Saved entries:
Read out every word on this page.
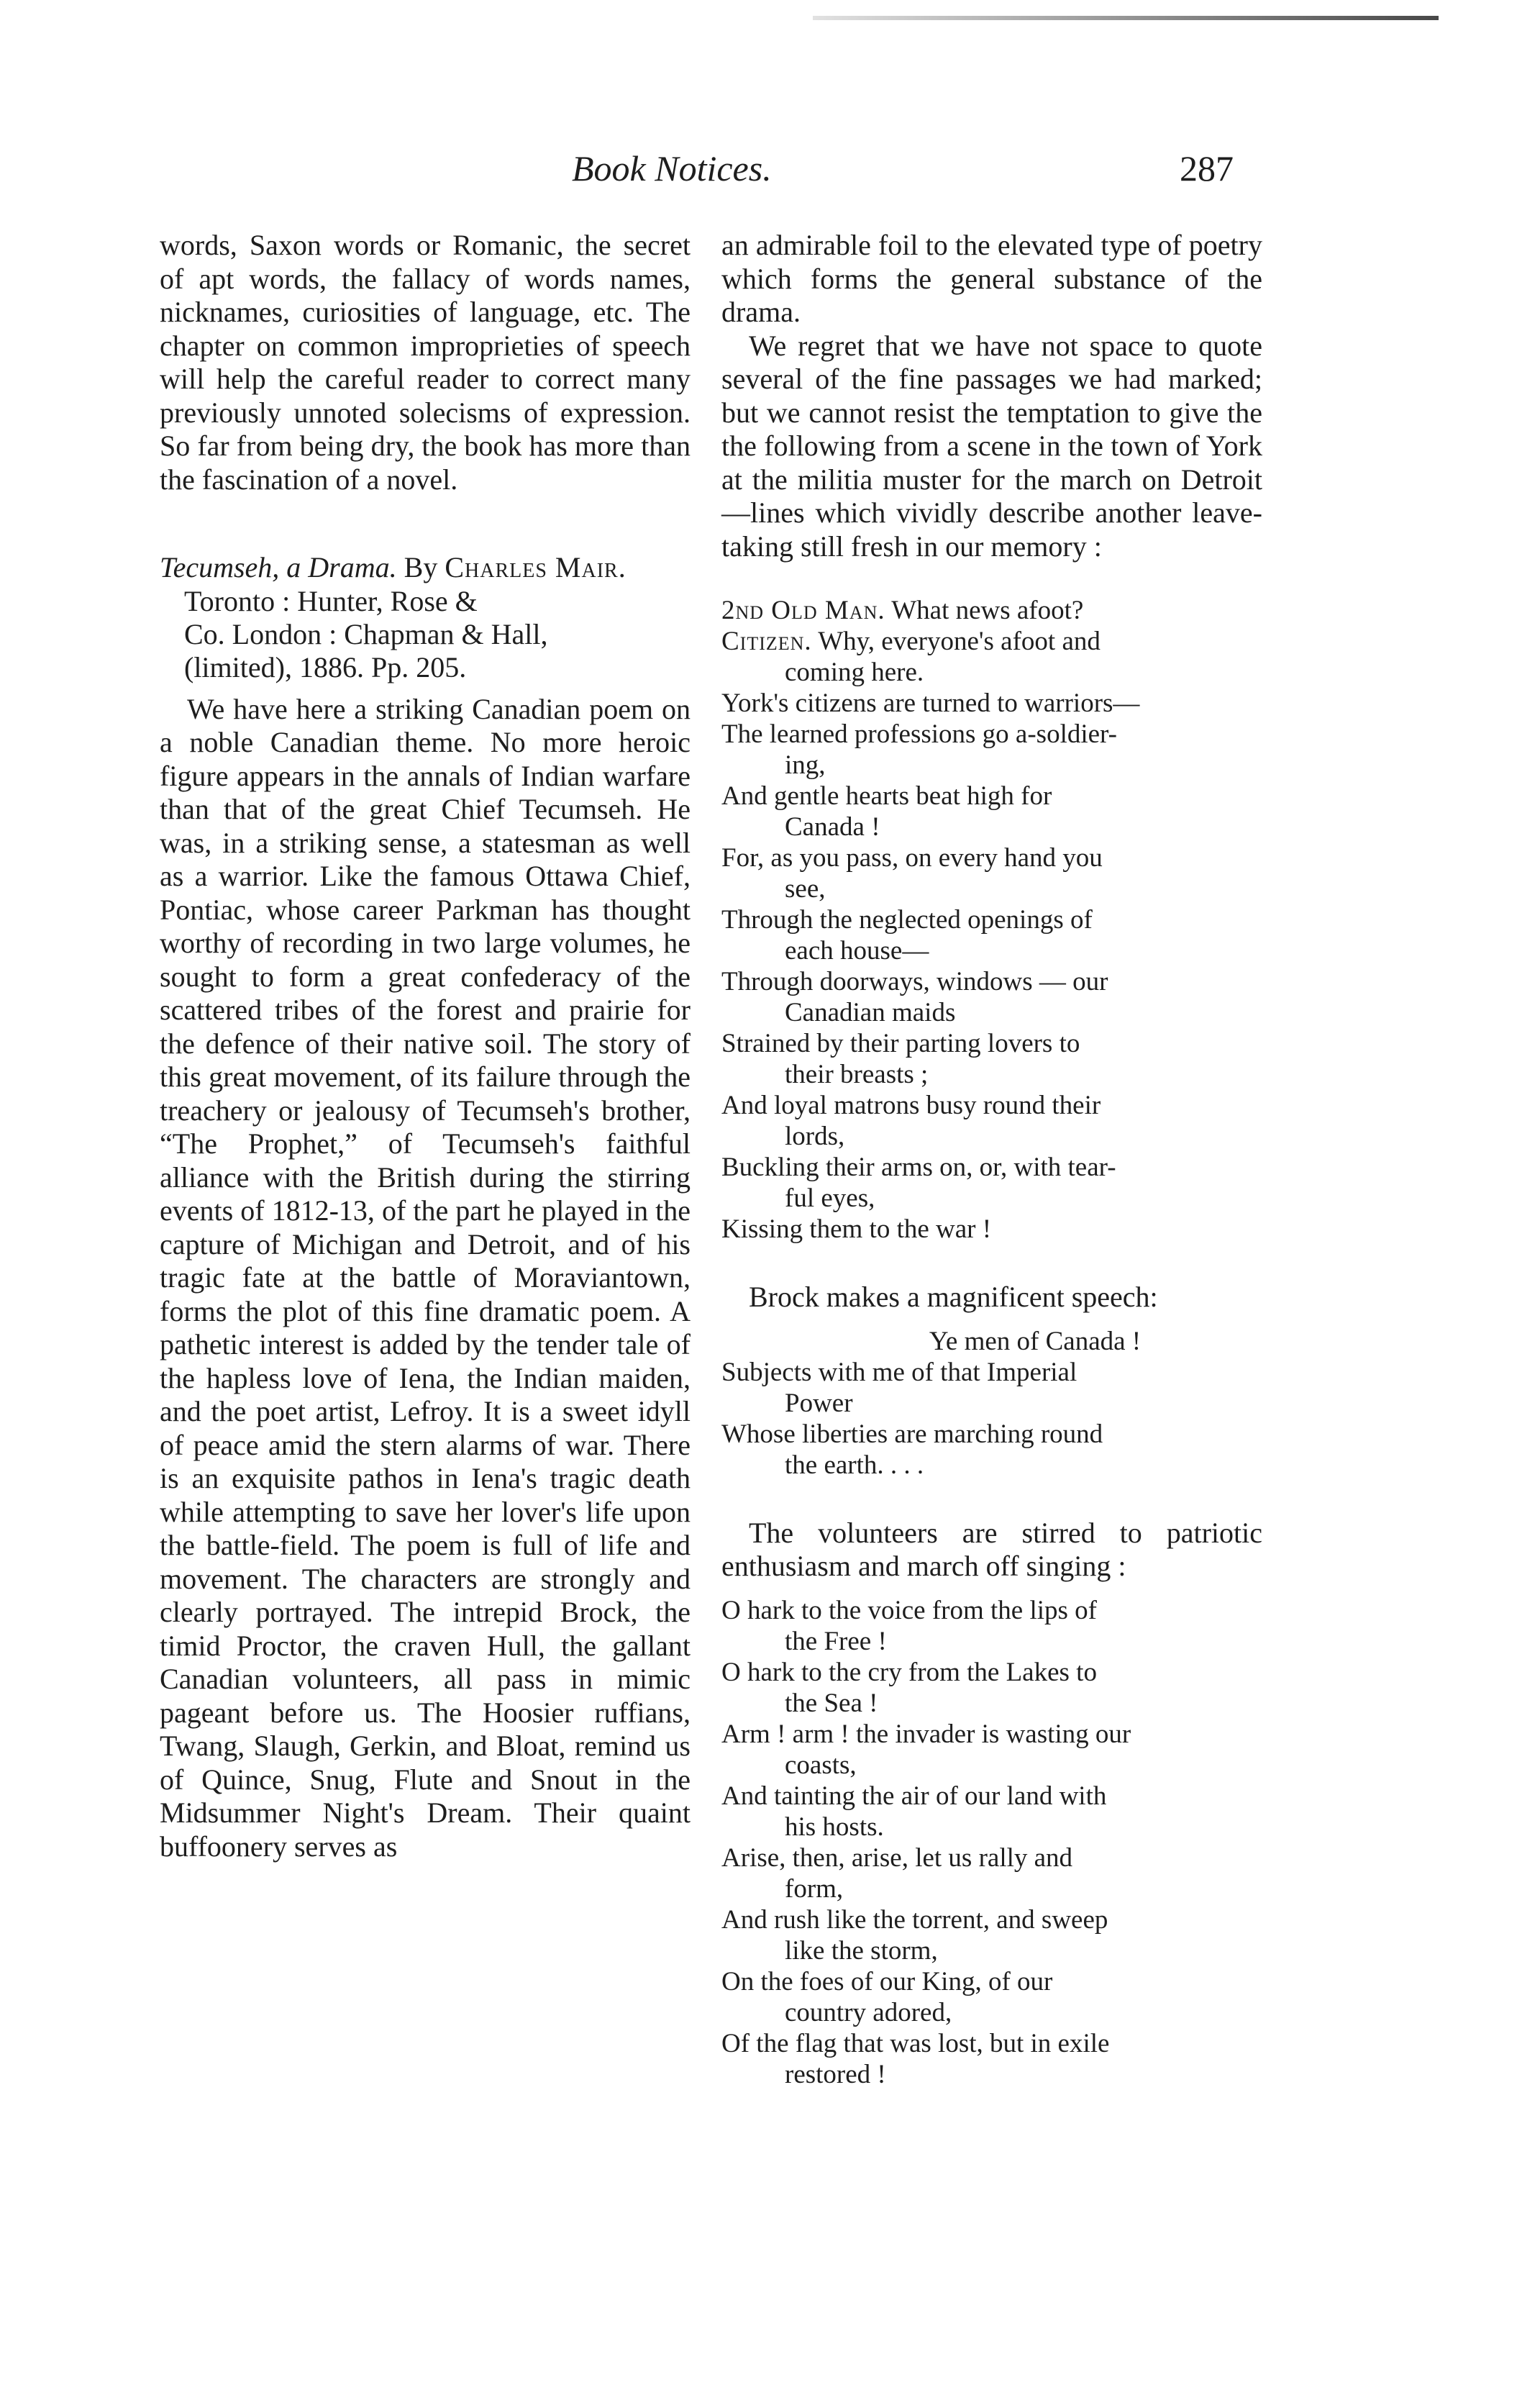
Book Notices.	287

words, Saxon words or Romanic, the secret of apt words, the fallacy of words names, nicknames, curiosities of language, etc. The chapter on common improprieties of speech will help the careful reader to correct many previously unnoted solecisms of expression. So far from being dry, the book has more than the fascination of a novel.

Tecumseh, a Drama. By Charles Mair.
Toronto : Hunter, Rose &
Co. London : Chapman & Hall,
(limited), 1886. Pp. 205.

We have here a striking Canadian poem on a noble Canadian theme. No more heroic figure appears in the annals of Indian warfare than that of the great Chief Tecumseh. He was, in a striking sense, a statesman as well as a warrior. Like the famous Ottawa Chief, Pontiac, whose career Parkman has thought worthy of recording in two large volumes, he sought to form a great confederacy of the scattered tribes of the forest and prairie for the defence of their native soil. The story of this great movement, of its failure through the treachery or jealousy of Tecumseh's brother, “The Prophet,” of Tecumseh's faithful alliance with the British during the stirring events of 1812-13, of the part he played in the capture of Michigan and Detroit, and of his tragic fate at the battle of Moraviantown, forms the plot of this fine dramatic poem. A pathetic interest is added by the tender tale of the hapless love of Iena, the Indian maiden, and the poet artist, Lefroy. It is a sweet idyll of peace amid the stern alarms of war. There is an exquisite pathos in Iena's tragic death while attempting to save her lover's life upon the battle-field. The poem is full of life and movement. The characters are strongly and clearly portrayed. The intrepid Brock, the timid Proctor, the craven Hull, the gallant Canadian volunteers, all pass in mimic pageant before us. The Hoosier ruffians, Twang, Slaugh, Gerkin, and Bloat, remind us of Quince, Snug, Flute and Snout in the Midsummer Night's Dream. Their quaint buffoonery serves as

an admirable foil to the elevated type of poetry which forms the general substance of the drama.

We regret that we have not space to quote several of the fine passages we had marked; but we cannot resist the temptation to give the the following from a scene in the town of York at the militia muster for the march on Detroit—lines which vividly describe another leave-taking still fresh in our memory :

2nd Old Man. What news afoot?
Citizen. Why, everyone's afoot and
coming here.
York's citizens are turned to warriors—
The learned professions go a-soldier-
ing,
And gentle hearts beat high for
Canada !
For, as you pass, on every hand you
see,
Through the neglected openings of
each house—
Through doorways, windows — our
Canadian maids
Strained by their parting lovers to
their breasts ;
And loyal matrons busy round their
lords,
Buckling their arms on, or, with tear-
ful eyes,
Kissing them to the war !

Brock makes a magnificent speech:

Ye men of Canada !
Subjects with me of that Imperial
Power
Whose liberties are marching round
the earth. . . .

The volunteers are stirred to patriotic enthusiasm and march off singing :

O hark to the voice from the lips of
the Free !
O hark to the cry from the Lakes to
the Sea !
Arm ! arm ! the invader is wasting our
coasts,
And tainting the air of our land with
his hosts.
Arise, then, arise, let us rally and
form,
And rush like the torrent, and sweep
like the storm,
On the foes of our King, of our
country adored,
Of the flag that was lost, but in exile
restored !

EXERCISE TASK: Search the data for "afoot". Copy every line that has it.

SOLUTION TO THE EXERCISE:
2nd Old Man. What news afoot?
Citizen. Why, everyone's afoot and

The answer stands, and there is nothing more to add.